▶ Written request
Extract and list every line that contains the word "color".

--- Begin Information given ---

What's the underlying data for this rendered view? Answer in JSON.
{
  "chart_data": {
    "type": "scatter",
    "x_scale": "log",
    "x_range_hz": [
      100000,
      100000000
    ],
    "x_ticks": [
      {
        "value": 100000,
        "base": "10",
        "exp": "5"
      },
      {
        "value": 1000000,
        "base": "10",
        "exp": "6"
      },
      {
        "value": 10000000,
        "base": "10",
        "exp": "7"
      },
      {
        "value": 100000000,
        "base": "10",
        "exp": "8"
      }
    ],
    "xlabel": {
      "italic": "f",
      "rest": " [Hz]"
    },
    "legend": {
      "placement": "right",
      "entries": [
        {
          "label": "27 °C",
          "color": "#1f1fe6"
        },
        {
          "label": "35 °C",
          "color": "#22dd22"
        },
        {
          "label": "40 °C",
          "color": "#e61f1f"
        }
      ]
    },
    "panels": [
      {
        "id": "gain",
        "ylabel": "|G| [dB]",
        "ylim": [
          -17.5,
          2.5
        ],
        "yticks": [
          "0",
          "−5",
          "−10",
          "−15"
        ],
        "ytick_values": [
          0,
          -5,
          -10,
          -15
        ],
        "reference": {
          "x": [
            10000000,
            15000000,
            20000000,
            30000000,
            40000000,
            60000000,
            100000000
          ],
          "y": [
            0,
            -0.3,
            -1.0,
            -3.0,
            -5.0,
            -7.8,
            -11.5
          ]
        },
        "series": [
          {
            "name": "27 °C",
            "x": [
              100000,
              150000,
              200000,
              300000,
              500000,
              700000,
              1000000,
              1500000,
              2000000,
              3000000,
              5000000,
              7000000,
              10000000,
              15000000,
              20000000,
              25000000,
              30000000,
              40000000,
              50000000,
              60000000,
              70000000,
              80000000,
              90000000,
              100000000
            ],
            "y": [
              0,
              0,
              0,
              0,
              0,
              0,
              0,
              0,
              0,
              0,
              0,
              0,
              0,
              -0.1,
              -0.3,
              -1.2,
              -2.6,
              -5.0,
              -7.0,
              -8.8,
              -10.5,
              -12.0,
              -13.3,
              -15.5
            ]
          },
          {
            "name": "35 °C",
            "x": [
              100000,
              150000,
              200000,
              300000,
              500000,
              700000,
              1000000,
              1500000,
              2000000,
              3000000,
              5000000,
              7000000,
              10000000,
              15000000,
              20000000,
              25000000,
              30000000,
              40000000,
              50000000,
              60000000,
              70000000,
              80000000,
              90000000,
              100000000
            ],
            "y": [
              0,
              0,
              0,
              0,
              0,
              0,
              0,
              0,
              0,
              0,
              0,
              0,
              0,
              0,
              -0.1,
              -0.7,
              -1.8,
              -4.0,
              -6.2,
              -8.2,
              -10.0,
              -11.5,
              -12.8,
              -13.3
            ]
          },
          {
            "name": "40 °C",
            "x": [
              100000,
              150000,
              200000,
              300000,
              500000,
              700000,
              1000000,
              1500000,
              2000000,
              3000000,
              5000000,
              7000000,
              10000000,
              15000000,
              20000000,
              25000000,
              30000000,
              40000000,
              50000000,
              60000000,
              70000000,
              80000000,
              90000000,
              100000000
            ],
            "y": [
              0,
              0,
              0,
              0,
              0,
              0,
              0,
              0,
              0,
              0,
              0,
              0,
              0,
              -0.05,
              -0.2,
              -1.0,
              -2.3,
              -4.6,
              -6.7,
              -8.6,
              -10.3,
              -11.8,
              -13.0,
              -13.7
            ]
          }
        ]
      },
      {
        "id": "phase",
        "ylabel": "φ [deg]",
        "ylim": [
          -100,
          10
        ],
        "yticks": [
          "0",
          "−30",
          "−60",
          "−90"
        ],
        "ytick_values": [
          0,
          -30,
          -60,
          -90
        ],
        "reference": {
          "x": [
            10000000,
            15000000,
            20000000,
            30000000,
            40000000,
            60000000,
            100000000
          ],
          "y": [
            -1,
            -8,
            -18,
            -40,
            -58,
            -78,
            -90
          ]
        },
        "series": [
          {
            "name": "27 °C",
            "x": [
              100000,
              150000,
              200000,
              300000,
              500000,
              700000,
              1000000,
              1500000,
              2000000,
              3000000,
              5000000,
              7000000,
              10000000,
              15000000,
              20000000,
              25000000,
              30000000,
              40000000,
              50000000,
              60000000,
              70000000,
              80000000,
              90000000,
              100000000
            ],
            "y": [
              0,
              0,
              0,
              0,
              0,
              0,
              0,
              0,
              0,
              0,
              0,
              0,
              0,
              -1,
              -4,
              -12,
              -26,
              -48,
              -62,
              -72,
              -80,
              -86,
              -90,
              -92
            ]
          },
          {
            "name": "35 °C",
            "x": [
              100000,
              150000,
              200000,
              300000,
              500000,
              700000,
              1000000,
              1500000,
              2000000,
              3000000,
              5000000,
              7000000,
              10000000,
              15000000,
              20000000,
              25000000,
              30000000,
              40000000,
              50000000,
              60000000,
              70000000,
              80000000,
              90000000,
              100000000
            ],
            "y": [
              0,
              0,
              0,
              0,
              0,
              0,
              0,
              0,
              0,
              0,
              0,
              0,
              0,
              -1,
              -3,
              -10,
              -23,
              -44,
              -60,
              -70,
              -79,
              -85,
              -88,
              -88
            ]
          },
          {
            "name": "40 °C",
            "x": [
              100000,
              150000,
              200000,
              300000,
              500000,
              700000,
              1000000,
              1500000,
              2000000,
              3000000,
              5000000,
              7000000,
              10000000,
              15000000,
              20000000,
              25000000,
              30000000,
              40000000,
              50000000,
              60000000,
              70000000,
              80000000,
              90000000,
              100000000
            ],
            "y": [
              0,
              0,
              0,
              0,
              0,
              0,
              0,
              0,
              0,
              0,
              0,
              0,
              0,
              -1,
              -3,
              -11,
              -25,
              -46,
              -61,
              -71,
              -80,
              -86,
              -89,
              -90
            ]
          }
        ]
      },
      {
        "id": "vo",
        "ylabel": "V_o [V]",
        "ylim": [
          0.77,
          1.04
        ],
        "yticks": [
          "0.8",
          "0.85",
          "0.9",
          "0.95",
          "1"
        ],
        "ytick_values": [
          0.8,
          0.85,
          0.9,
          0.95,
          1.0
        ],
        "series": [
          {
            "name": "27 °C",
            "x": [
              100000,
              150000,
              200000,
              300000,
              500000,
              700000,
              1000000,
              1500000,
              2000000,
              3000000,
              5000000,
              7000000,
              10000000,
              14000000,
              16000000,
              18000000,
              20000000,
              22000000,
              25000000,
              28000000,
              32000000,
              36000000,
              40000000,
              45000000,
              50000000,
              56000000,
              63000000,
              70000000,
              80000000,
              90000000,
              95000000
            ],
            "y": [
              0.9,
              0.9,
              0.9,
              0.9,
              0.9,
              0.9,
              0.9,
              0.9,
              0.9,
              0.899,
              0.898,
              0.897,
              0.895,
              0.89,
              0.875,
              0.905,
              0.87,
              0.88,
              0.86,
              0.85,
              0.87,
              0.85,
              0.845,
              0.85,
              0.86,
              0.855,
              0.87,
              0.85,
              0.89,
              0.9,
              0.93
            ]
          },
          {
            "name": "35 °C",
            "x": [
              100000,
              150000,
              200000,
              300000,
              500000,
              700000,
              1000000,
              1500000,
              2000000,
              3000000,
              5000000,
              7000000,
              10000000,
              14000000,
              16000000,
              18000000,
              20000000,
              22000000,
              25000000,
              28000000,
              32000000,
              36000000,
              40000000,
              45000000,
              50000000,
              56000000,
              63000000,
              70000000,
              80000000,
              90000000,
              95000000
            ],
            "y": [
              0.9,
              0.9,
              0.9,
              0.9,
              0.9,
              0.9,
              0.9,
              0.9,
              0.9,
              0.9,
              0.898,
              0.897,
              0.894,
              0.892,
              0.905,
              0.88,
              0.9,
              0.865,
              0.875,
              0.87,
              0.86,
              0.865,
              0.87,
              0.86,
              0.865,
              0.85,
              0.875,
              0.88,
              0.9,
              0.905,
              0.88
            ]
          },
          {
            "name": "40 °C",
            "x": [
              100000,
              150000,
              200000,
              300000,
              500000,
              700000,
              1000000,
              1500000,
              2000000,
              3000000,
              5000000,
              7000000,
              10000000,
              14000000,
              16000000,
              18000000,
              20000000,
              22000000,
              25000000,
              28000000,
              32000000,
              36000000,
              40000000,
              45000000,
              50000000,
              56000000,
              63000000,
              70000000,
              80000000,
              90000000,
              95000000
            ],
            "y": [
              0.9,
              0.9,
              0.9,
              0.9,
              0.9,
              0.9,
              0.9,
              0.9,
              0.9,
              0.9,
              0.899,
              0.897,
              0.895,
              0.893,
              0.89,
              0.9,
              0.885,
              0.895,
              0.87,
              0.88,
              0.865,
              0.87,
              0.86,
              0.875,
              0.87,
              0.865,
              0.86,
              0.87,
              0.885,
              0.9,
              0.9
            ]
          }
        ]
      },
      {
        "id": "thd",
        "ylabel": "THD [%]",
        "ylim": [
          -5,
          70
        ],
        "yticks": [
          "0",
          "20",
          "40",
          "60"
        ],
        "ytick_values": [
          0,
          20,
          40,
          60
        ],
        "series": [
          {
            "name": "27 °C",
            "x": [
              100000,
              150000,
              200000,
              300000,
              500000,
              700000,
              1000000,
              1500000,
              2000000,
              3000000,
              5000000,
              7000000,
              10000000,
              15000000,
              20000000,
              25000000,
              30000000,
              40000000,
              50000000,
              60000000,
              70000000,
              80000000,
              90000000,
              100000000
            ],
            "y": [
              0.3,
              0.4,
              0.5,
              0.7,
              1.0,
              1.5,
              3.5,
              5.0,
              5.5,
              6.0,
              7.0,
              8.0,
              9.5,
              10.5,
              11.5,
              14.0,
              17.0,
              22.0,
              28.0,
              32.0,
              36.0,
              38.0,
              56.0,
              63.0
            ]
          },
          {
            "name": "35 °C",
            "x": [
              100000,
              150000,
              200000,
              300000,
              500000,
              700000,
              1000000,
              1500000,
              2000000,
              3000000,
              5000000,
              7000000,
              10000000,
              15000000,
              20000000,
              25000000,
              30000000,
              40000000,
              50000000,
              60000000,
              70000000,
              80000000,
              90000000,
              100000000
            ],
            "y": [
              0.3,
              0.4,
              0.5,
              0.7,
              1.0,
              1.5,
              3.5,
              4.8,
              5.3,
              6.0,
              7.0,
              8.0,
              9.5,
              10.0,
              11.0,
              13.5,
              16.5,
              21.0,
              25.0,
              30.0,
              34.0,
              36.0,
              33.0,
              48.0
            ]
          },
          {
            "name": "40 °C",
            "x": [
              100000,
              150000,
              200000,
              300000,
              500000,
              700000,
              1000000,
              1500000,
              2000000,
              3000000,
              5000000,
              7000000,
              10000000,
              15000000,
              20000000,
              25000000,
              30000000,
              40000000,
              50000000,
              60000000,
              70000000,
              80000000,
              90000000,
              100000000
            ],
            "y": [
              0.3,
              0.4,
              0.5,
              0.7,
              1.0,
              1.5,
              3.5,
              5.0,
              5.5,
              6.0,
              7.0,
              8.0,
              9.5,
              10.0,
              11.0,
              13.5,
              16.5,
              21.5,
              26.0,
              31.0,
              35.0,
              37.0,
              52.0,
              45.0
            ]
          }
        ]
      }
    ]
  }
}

--- End Information given ---

▶ The completed task
          "color": "#1f1fe6"
          "color": "#22dd22"
          "color": "#e61f1f"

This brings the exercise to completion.